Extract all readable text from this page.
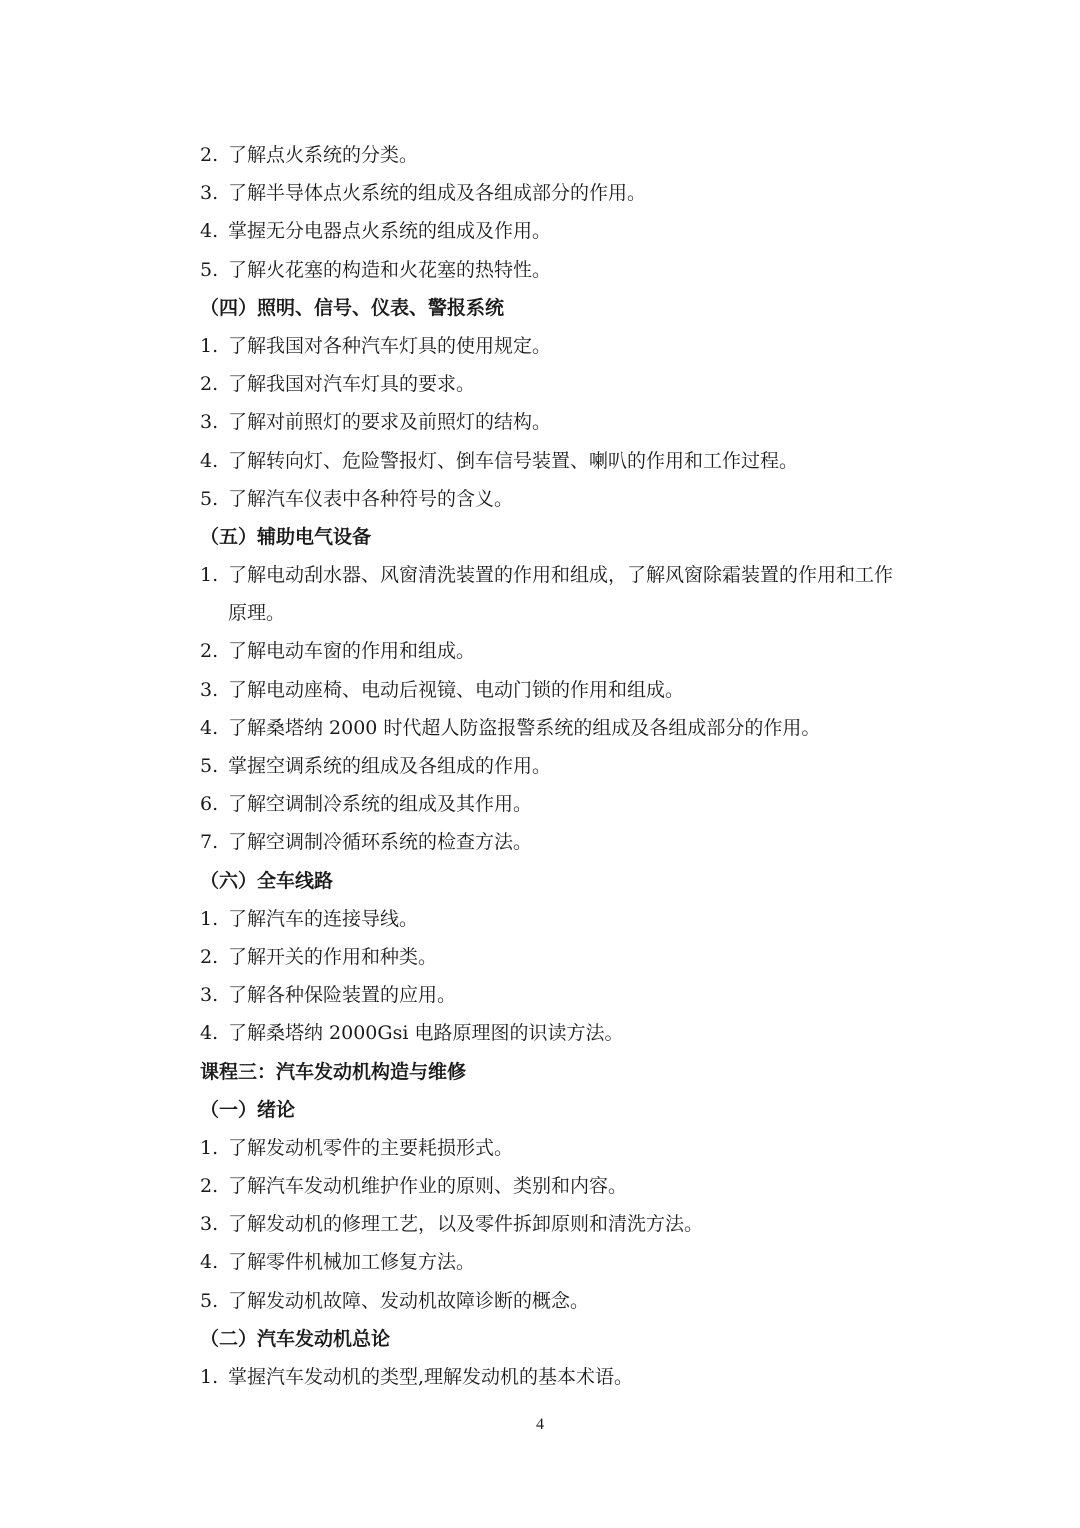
2. 了解点火系统的分类。
3. 了解半导体点火系统的组成及各组成部分的作用。
4. 掌握无分电器点火系统的组成及作用。
5. 了解火花塞的构造和火花塞的热特性。
（四）照明、信号、仪表、警报系统
1. 了解我国对各种汽车灯具的使用规定。
2. 了解我国对汽车灯具的要求。
3. 了解对前照灯的要求及前照灯的结构。
4. 了解转向灯、危险警报灯、倒车信号装置、喇叭的作用和工作过程。
5. 了解汽车仪表中各种符号的含义。
（五）辅助电气设备
1. 了解电动刮水器、风窗清洗装置的作用和组成，了解风窗除霜装置的作用和工作
原理。
2. 了解电动车窗的作用和组成。
3. 了解电动座椅、电动后视镜、电动门锁的作用和组成。
4. 了解桑塔纳 2000 时代超人防盗报警系统的组成及各组成部分的作用。
5. 掌握空调系统的组成及各组成的作用。
6. 了解空调制冷系统的组成及其作用。
7. 了解空调制冷循环系统的检查方法。
（六）全车线路
1. 了解汽车的连接导线。
2. 了解开关的作用和种类。
3. 了解各种保险装置的应用。
4. 了解桑塔纳 2000Gsi 电路原理图的识读方法。
课程三：汽车发动机构造与维修
（一）绪论
1. 了解发动机零件的主要耗损形式。
2. 了解汽车发动机维护作业的原则、类别和内容。
3. 了解发动机的修理工艺，以及零件拆卸原则和清洗方法。
4. 了解零件机械加工修复方法。
5. 了解发动机故障、发动机故障诊断的概念。
（二）汽车发动机总论
1. 掌握汽车发动机的类型,理解发动机的基本术语。
4
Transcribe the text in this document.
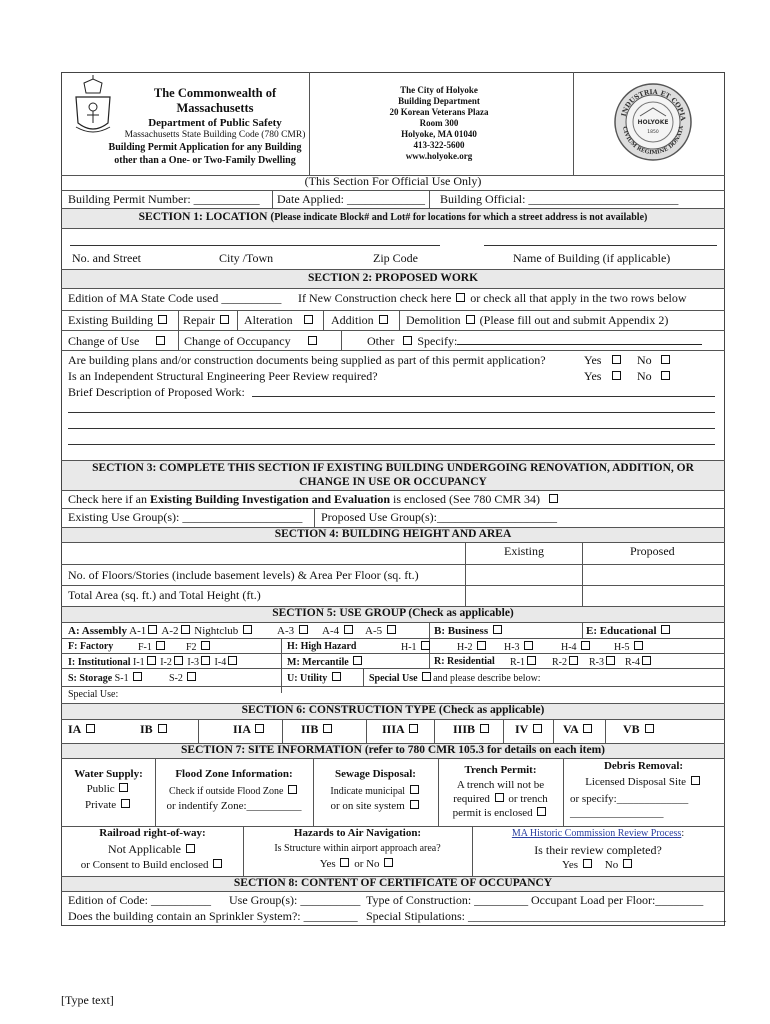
The Commonwealth of
Massachusetts
Department of Public Safety
Massachusetts State Building Code (780 CMR)
Building Permit Application for any Building
other than a One- or Two-Family Dwelling
The City of Holyoke
Building Department
20 Korean Veterans Plaza
Room 300
Holyoke, MA 01040
413-322-5600
www.holyoke.org
INDUSTRIA ET COPIA
CIVIUM REGIMINE DONATA
HOLYOKE
1850
(This Section For Official Use Only)
Building Permit Number: ___________ Date Applied: _____________ Building Official: _________________________
SECTION 1: LOCATION (Please indicate Block# and Lot# for locations for which a street address is not available)
No. and Street	City /Town	Zip Code	Name of Building (if applicable)
SECTION 2: PROPOSED WORK
Edition of MA State Code used __________ If New Construction check here or check all that apply in the two rows below
Existing Building	Repair	Alteration	Addition	Demolition (Please fill out and submit Appendix 2)
Change of Use	Change of Occupancy	Other Specify:
Are building plans and/or construction documents being supplied as part of this permit application?	Yes	No
Is an Independent Structural Engineering Peer Review required?	Yes	No
Brief Description of Proposed Work:
SECTION 3: COMPLETE THIS SECTION IF EXISTING BUILDING UNDERGOING RENOVATION, ADDITION, OR
CHANGE IN USE OR OCCUPANCY
Check here if an Existing Building Investigation and Evaluation is enclosed (See 780 CMR 34)
Existing Use Group(s): ____________________ Proposed Use Group(s):____________________
SECTION 4: BUILDING HEIGHT AND AREA
Existing	Proposed
No. of Floors/Stories (include basement levels) & Area Per Floor (sq. ft.)
Total Area (sq. ft.) and Total Height (ft.)
SECTION 5: USE GROUP (Check as applicable)
A: Assembly A-1 A-2 Nightclub	A-3	A-4	A-5	B: Business	E: Educational
F: Factory F-1	F2	H: High Hazard	H-1	H-2	H-3	H-4	H-5
I: Institutional I-1 I-2 I-3 I-4	M: Mercantile	R: Residential R-1	R-2	R-3	R-4
S: Storage S-1	S-2	U: Utility	Special Use and please describe below:
Special Use:
SECTION 6: CONSTRUCTION TYPE (Check as applicable)
IA	IB	IIA	IIB	IIIA	IIIB	IV	VA	VB
SECTION 7: SITE INFORMATION (refer to 780 CMR 105.3 for details on each item)
Water Supply:
Public
Private
Flood Zone Information:
Check if outside Flood Zone
or indentify Zone:__________
Sewage Disposal:
Indicate municipal
or on site system
Trench Permit:
A trench will not be
required or trench
permit is enclosed
Debris Removal:
Licensed Disposal Site
or specify:_____________
_________________
Railroad right-of-way:
Not Applicable
or Consent to Build enclosed
Hazards to Air Navigation:
Is Structure within airport approach area?
Yes or No
MA Historic Commission Review Process:
Is their review completed?
Yes No
SECTION 8: CONTENT OF CERTIFICATE OF OCCUPANCY
Edition of Code: __________ Use Group(s): __________ Type of Construction: _________ Occupant Load per Floor:________
Does the building contain an Sprinkler System?: _________ Special Stipulations: ___________________________________________
[Type text]
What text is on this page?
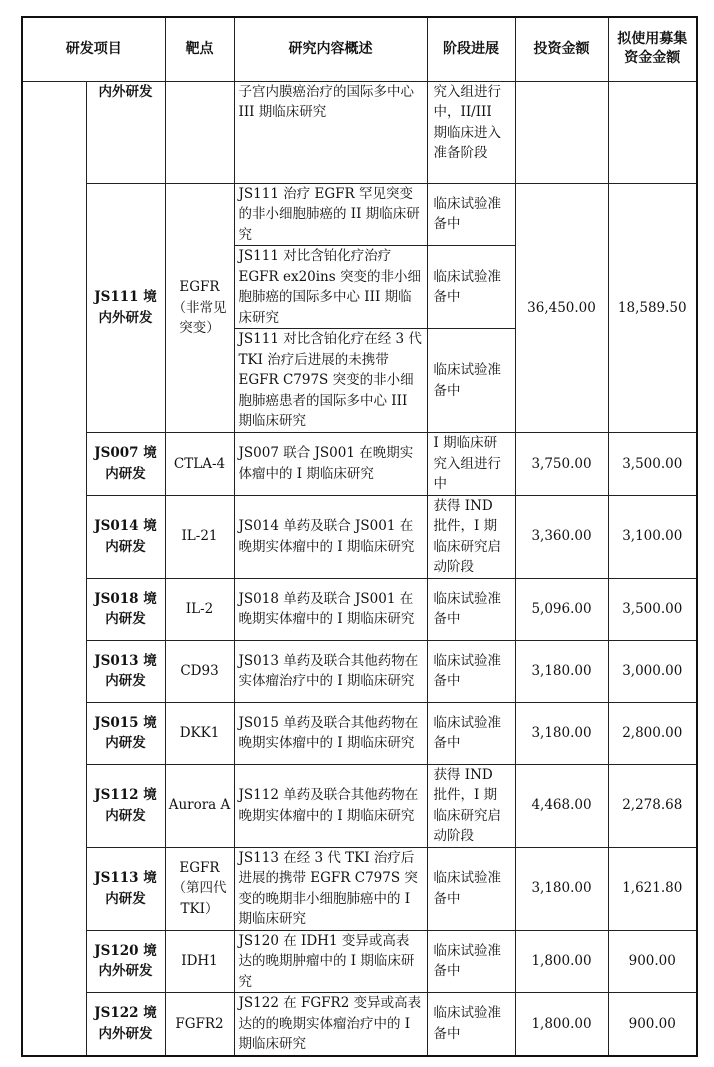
研发项目		靶点	研究内容概述	阶段进展	投资金额	拟使用募集资金金额
	内外研发		子宫内膜癌治疗的国际多中心 III 期临床研究	究入组进行中，II/III 期临床进入准备阶段		
	JS111 境内外研发	EGFR（非常见突变）	JS111 治疗 EGFR 罕见突变的非小细胞肺癌的 II 期临床研究	临床试验准备中	36,450.00	18,589.50
			JS111 对比含铂化疗治疗 EGFR ex20ins 突变的非小细胞肺癌的国际多中心 III 期临床研究	临床试验准备中		
			JS111 对比含铂化疗在经 3 代 TKI 治疗后进展的未携带 EGFR C797S 突变的非小细胞肺癌患者的国际多中心 III 期临床研究	临床试验准备中		
	JS007 境内研发	CTLA-4	JS007 联合 JS001 在晚期实体瘤中的 I 期临床研究	I 期临床研究入组进行中	3,750.00	3,500.00
	JS014 境内研发	IL-21	JS014 单药及联合 JS001 在晚期实体瘤中的 I 期临床研究	获得 IND 批件，I 期临床研究启动阶段	3,360.00	3,100.00
	JS018 境内研发	IL-2	JS018 单药及联合 JS001 在晚期实体瘤中的 I 期临床研究	临床试验准备中	5,096.00	3,500.00
	JS013 境内研发	CD93	JS013 单药及联合其他药物在实体瘤治疗中的 I 期临床研究	临床试验准备中	3,180.00	3,000.00
	JS015 境内研发	DKK1	JS015 单药及联合其他药物在晚期实体瘤中的 I 期临床研究	临床试验准备中	3,180.00	2,800.00
	JS112 境内研发	Aurora A	JS112 单药及联合其他药物在晚期实体瘤中的 I 期临床研究	获得 IND 批件，I 期临床研究启动阶段	4,468.00	2,278.68
	JS113 境内研发	EGFR（第四代 TKI）	JS113 在经 3 代 TKI 治疗后进展的携带 EGFR C797S 突变的晚期非小细胞肺癌中的 I 期临床研究	临床试验准备中	3,180.00	1,621.80
	JS120 境内外研发	IDH1	JS120 在 IDH1 变异或高表达的晚期肿瘤中的 I 期临床研究	临床试验准备中	1,800.00	900.00
	JS122 境内外研发	FGFR2	JS122 在 FGFR2 变异或高表达的的晚期实体瘤治疗中的 I 期临床研究	临床试验准备中	1,800.00	900.00
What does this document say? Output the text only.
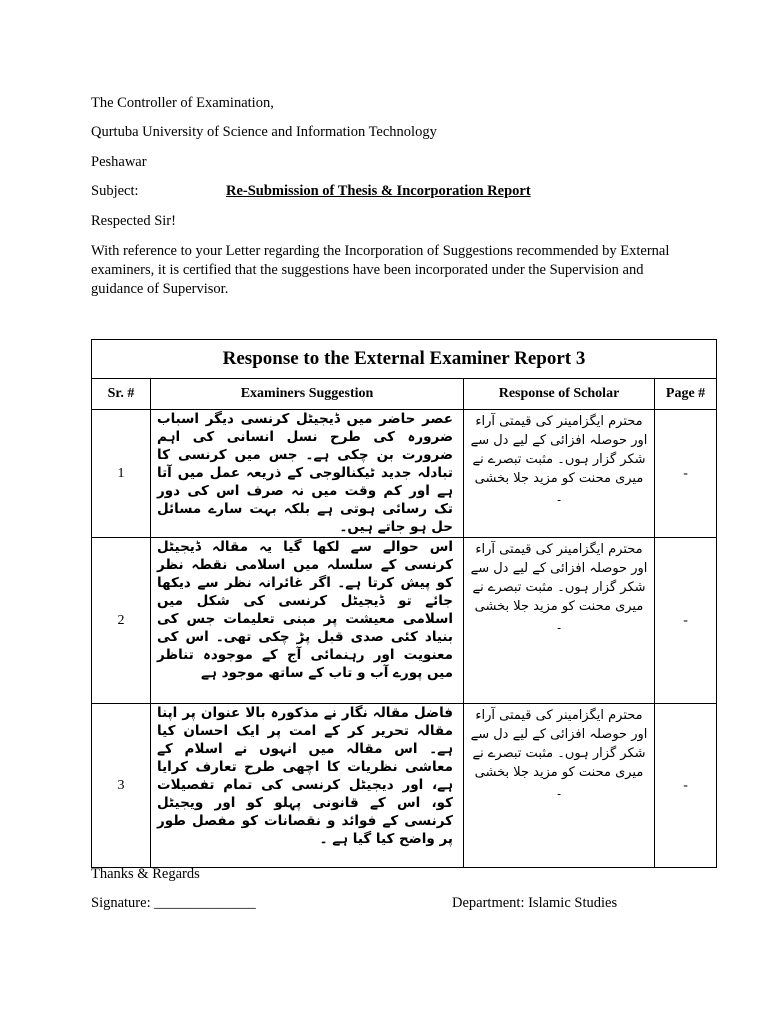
The Controller of Examination,
Qurtuba University of Science and Information Technology
Peshawar
Subject:	Re-Submission of Thesis & Incorporation Report
Respected Sir!
With reference to your Letter regarding the Incorporation of Suggestions recommended by External examiners, it is certified that the suggestions have been incorporated under the Supervision and guidance of Supervisor.
Response to the External Examiner Report 3			
Sr. #	Examiners Suggestion	Response of Scholar	Page #
1	عصر حاضر میں ڈیجیٹل کرنسی دیگر اسباب ضرورہ کی طرح نسل انسانی کی اہم ضرورت بن چکی ہے۔ جس میں کرنسی کا تبادلہ جدید ٹیکنالوجی کے ذریعہ عمل میں آتا ہے اور کم وقت میں نہ صرف اس کی دور تک رسائی ہوتی ہے بلکہ بہت سارے مسائل حل ہو جاتے ہیں۔	محترم ایگزامینر کی قیمتی آراء اور حوصلہ افزائی کے لیے دل سے شکر گزار ہوں۔ مثبت تبصرے نے میری محنت کو مزید جلا بخشی ۔	-
2	اس حوالے سے لکھا گیا یہ مقالہ ڈیجیٹل کرنسی کے سلسلہ میں اسلامی نقطہ نظر کو پیش کرتا ہے۔ اگر غائرانہ نظر سے دیکھا جائے تو ڈیجیٹل کرنسی کی شکل میں اسلامی معیشت پر مبنی تعلیمات جس کی بنیاد کئی صدی قبل پڑ چکی تھی۔ اس کی معنویت اور رہنمائی آج کے موجودہ تناظر میں پورے آب و تاب کے ساتھ موجود ہے	محترم ایگزامینر کی قیمتی آراء اور حوصلہ افزائی کے لیے دل سے شکر گزار ہوں۔ مثبت تبصرے نے میری محنت کو مزید جلا بخشی ۔	-
3	فاضل مقالہ نگار نے مذکورہ بالا عنوان پر اپنا مقالہ تحریر کر کے امت پر ایک احسان کیا ہے۔ اس مقالہ میں انہوں نے اسلام کے معاشی نظریات کا اچھی طرح تعارف کرایا ہے، اور دیجیٹل کرنسی کی تمام تفصیلات کو، اس کے قانونی پہلو کو اور ویجیٹل کرنسی کے فوائد و نقصانات کو مفصل طور پر واضح کیا گیا ہے ۔	محترم ایگزامینر کی قیمتی آراء اور حوصلہ افزائی کے لیے دل سے شکر گزار ہوں۔ مثبت تبصرے نے میری محنت کو مزید جلا بخشی ۔	-
Thanks & Regards
Signature: ______________	Department: Islamic Studies
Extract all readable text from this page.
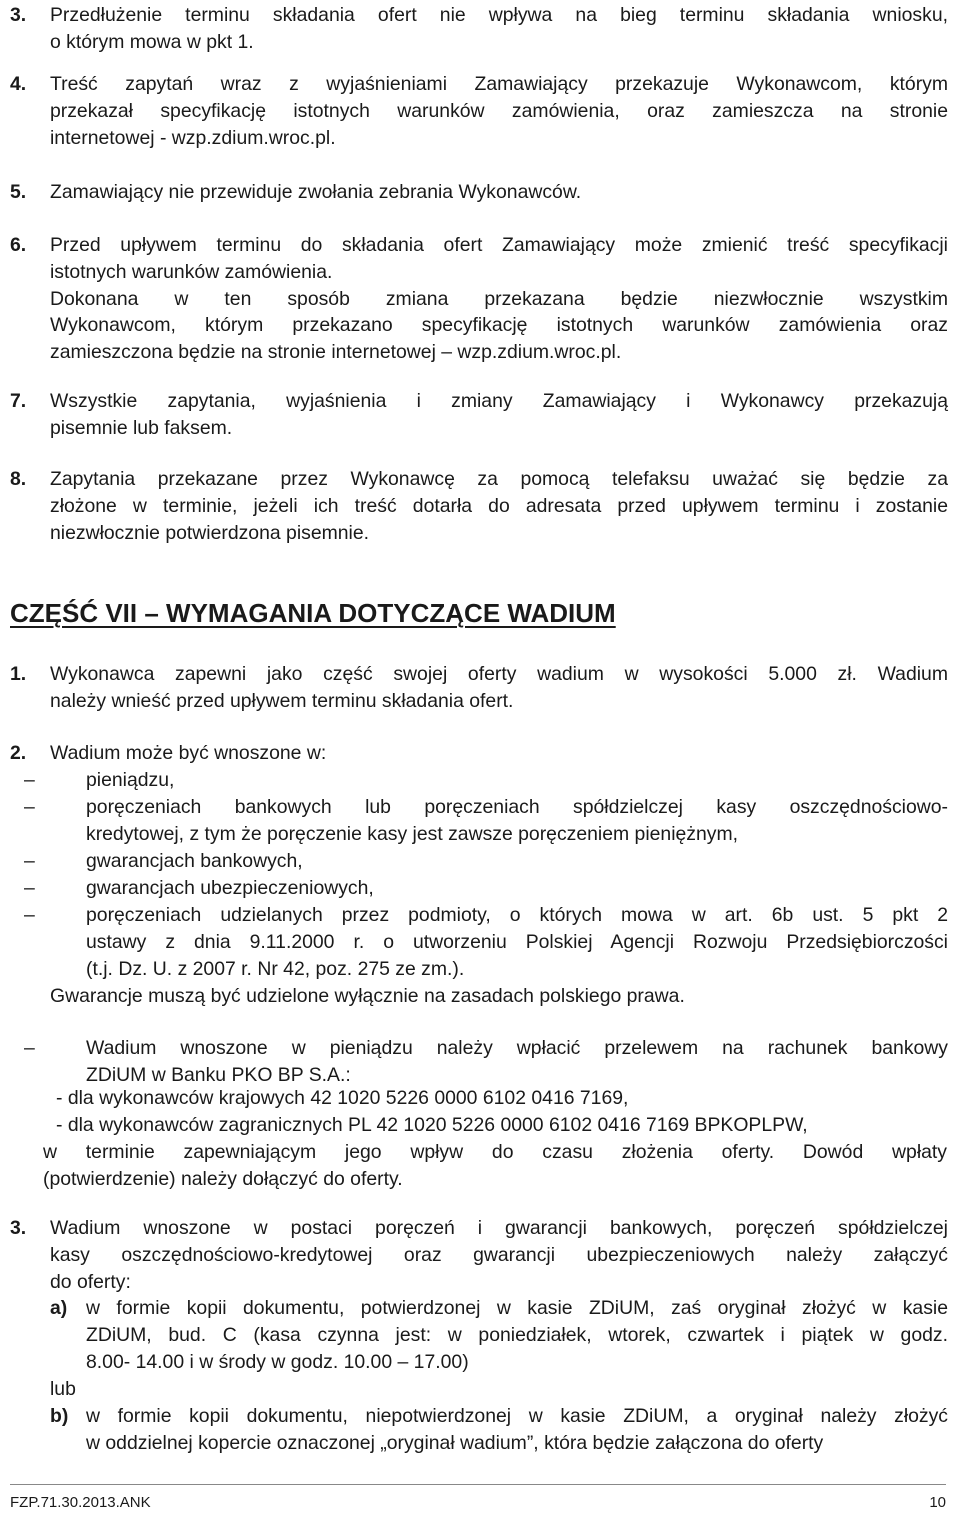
3.	Przedłużenie terminu składania ofert nie wpływa na bieg terminu składania wniosku,
o którym mowa w pkt 1.
4.	Treść zapytań wraz z wyjaśnieniami Zamawiający przekazuje Wykonawcom, którym
przekazał specyfikację istotnych warunków zamówienia, oraz zamieszcza na stronie
internetowej - wzp.zdium.wroc.pl.
5.	Zamawiający nie przewiduje zwołania zebrania Wykonawców.
6.	Przed upływem terminu do składania ofert Zamawiający może zmienić treść specyfikacji
istotnych warunków zamówienia.
Dokonana w ten sposób zmiana przekazana będzie niezwłocznie wszystkim
Wykonawcom, którym przekazano specyfikację istotnych warunków zamówienia oraz
zamieszczona będzie na stronie internetowej – wzp.zdium.wroc.pl.
7.	Wszystkie zapytania, wyjaśnienia i zmiany Zamawiający i Wykonawcy przekazują
pisemnie lub faksem.
8.	Zapytania przekazane przez Wykonawcę za pomocą telefaksu uważać się będzie za
złożone w terminie, jeżeli ich treść dotarła do adresata przed upływem terminu i zostanie
niezwłocznie potwierdzona pisemnie.
CZĘŚĆ VII – WYMAGANIA DOTYCZĄCE WADIUM
1.	Wykonawca zapewni jako część swojej oferty wadium w wysokości 5.000 zł. Wadium
należy wnieść przed upływem terminu składania ofert.
2.	Wadium może być wnoszone w:
–	pieniądzu,
–	poręczeniach bankowych lub poręczeniach spółdzielczej kasy oszczędnościowo-
kredytowej, z tym że poręczenie kasy jest zawsze poręczeniem pieniężnym,
–	gwarancjach bankowych,
–	gwarancjach ubezpieczeniowych,
–	poręczeniach udzielanych przez podmioty, o których mowa w art. 6b ust. 5 pkt 2
ustawy z dnia 9.11.2000 r. o utworzeniu Polskiej Agencji Rozwoju Przedsiębiorczości
(t.j. Dz. U. z 2007 r. Nr 42, poz. 275 ze zm.).
Gwarancje muszą być udzielone wyłącznie na zasadach polskiego prawa.
–	Wadium wnoszone w pieniądzu należy wpłacić przelewem na rachunek bankowy
ZDiUM w Banku PKO BP S.A.:
- dla wykonawców krajowych 42 1020 5226 0000 6102 0416 7169,
- dla wykonawców zagranicznych PL 42 1020 5226 0000 6102 0416 7169 BPKOPLPW,
w terminie zapewniającym jego wpływ do czasu złożenia oferty. Dowód wpłaty
(potwierdzenie) należy dołączyć do oferty.
3.	Wadium wnoszone w postaci poręczeń i gwarancji bankowych, poręczeń spółdzielczej
kasy oszczędnościowo-kredytowej oraz gwarancji ubezpieczeniowych należy załączyć
do oferty:
a) w formie kopii dokumentu, potwierdzonej w kasie ZDiUM, zaś oryginał złożyć w kasie
ZDiUM, bud. C (kasa czynna jest: w poniedziałek, wtorek, czwartek i piątek w godz.
8.00- 14.00 i w środy w godz. 10.00 – 17.00)
lub
b) w formie kopii dokumentu, niepotwierdzonej w kasie ZDiUM, a oryginał należy złożyć
w oddzielnej kopercie oznaczonej „oryginał wadium”, która będzie załączona do oferty
FZP.71.30.2013.ANK	10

● ● ●

* _DIRECTIONS_:
Each line above that holds the string "jest" should be copied and shown.

* _CORRECT OUTPUT_:
kredytowej, z tym że poręczenie kasy jest zawsze poręczeniem pieniężnym,
ZDiUM, bud. C (kasa czynna jest: w poniedziałek, wtorek, czwartek i piątek w godz.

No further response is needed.